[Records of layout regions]
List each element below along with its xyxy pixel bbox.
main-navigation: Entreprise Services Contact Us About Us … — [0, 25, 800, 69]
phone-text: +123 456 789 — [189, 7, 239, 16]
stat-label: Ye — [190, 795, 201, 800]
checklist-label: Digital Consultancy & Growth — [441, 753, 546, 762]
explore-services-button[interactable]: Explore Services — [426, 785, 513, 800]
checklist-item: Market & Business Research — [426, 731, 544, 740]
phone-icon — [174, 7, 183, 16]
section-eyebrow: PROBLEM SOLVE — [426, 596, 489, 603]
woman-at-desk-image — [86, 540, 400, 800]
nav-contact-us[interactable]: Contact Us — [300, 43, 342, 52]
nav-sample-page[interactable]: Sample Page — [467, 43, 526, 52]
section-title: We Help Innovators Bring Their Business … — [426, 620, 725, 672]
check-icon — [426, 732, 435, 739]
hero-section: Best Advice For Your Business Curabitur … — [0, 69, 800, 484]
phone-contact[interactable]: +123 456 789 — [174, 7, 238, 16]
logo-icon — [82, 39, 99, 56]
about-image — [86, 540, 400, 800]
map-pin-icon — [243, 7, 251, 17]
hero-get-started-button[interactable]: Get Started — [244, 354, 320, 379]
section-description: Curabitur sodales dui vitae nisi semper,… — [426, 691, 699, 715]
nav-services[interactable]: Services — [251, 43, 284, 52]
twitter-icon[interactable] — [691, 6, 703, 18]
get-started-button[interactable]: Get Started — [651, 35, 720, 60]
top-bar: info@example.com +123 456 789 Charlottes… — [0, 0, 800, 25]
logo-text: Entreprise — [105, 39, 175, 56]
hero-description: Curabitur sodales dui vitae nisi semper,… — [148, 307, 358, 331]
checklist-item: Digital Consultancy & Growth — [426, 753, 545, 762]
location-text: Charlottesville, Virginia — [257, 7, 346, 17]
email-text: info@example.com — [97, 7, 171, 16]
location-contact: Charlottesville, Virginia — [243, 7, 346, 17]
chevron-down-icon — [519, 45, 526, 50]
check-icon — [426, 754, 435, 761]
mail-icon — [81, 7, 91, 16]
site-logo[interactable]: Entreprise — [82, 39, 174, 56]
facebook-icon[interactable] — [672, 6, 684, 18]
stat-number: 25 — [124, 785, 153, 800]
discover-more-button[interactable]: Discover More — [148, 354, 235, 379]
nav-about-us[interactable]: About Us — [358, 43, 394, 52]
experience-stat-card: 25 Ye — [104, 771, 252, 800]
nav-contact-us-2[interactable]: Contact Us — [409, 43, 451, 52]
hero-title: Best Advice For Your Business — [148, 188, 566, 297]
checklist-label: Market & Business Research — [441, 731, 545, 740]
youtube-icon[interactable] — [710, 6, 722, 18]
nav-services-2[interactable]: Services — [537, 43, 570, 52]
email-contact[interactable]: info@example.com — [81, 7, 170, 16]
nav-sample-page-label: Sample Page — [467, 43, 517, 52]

Exercise aim -
Report every line of the records above that contains the string "Business". Treat uppercase and lowercase letters as distinct.

Finished exercise -
checklist-item: Market & Business Research — [426, 731, 544, 740]
section-title: We Help Innovators Bring Their Business … — [426, 620, 725, 672]
hero-section: Best Advice For Your Business Curabitur … — [0, 69, 800, 484]
hero-title: Best Advice For Your Business — [148, 188, 566, 297]
checklist-label: Market & Business Research — [441, 731, 545, 740]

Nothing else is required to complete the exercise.